THE DATA:

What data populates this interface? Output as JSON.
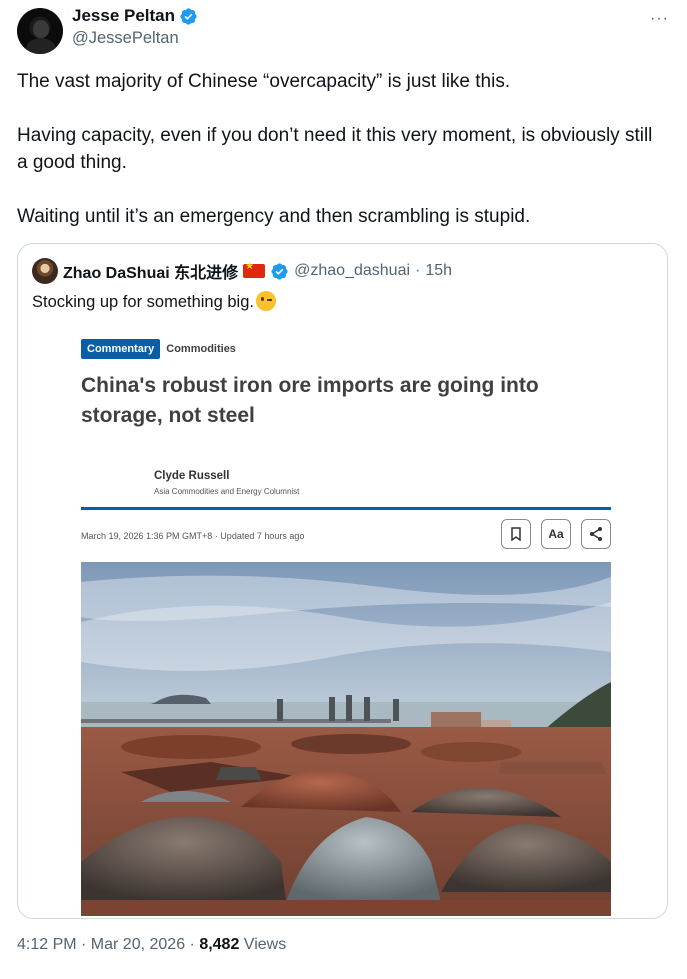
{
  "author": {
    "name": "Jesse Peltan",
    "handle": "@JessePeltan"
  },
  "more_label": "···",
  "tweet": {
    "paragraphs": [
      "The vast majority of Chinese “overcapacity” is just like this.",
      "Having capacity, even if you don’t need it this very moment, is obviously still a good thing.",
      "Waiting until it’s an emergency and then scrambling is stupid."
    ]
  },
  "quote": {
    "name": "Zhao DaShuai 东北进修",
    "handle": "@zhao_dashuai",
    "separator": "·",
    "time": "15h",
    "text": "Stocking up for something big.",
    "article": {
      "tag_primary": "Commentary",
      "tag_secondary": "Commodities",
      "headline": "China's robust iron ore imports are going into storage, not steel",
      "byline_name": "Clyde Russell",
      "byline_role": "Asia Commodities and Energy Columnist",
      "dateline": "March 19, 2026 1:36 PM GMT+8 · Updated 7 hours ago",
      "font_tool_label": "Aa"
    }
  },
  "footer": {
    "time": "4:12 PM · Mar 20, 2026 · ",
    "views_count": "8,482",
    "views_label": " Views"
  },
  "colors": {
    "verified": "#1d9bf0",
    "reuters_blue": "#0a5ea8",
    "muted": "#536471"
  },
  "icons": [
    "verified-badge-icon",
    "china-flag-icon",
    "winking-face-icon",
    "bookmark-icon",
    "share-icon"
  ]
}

==

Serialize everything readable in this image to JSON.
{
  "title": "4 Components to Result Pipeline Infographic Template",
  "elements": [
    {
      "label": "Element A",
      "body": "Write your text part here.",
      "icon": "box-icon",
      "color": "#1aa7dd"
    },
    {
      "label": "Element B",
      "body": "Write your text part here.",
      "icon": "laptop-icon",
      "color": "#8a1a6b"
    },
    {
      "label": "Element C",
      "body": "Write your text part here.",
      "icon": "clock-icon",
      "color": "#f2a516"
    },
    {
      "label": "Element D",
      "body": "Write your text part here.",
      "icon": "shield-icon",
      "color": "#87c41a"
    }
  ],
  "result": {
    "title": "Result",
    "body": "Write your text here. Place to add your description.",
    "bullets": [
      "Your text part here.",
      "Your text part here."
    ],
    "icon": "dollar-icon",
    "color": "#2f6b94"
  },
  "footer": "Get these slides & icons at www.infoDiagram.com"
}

STATED TASK:
Gather from the records above every line containing the string "JSON".

SOLUTION BELOW:
What data populates this interface? Output as JSON.
Serialize everything readable in this image to JSON.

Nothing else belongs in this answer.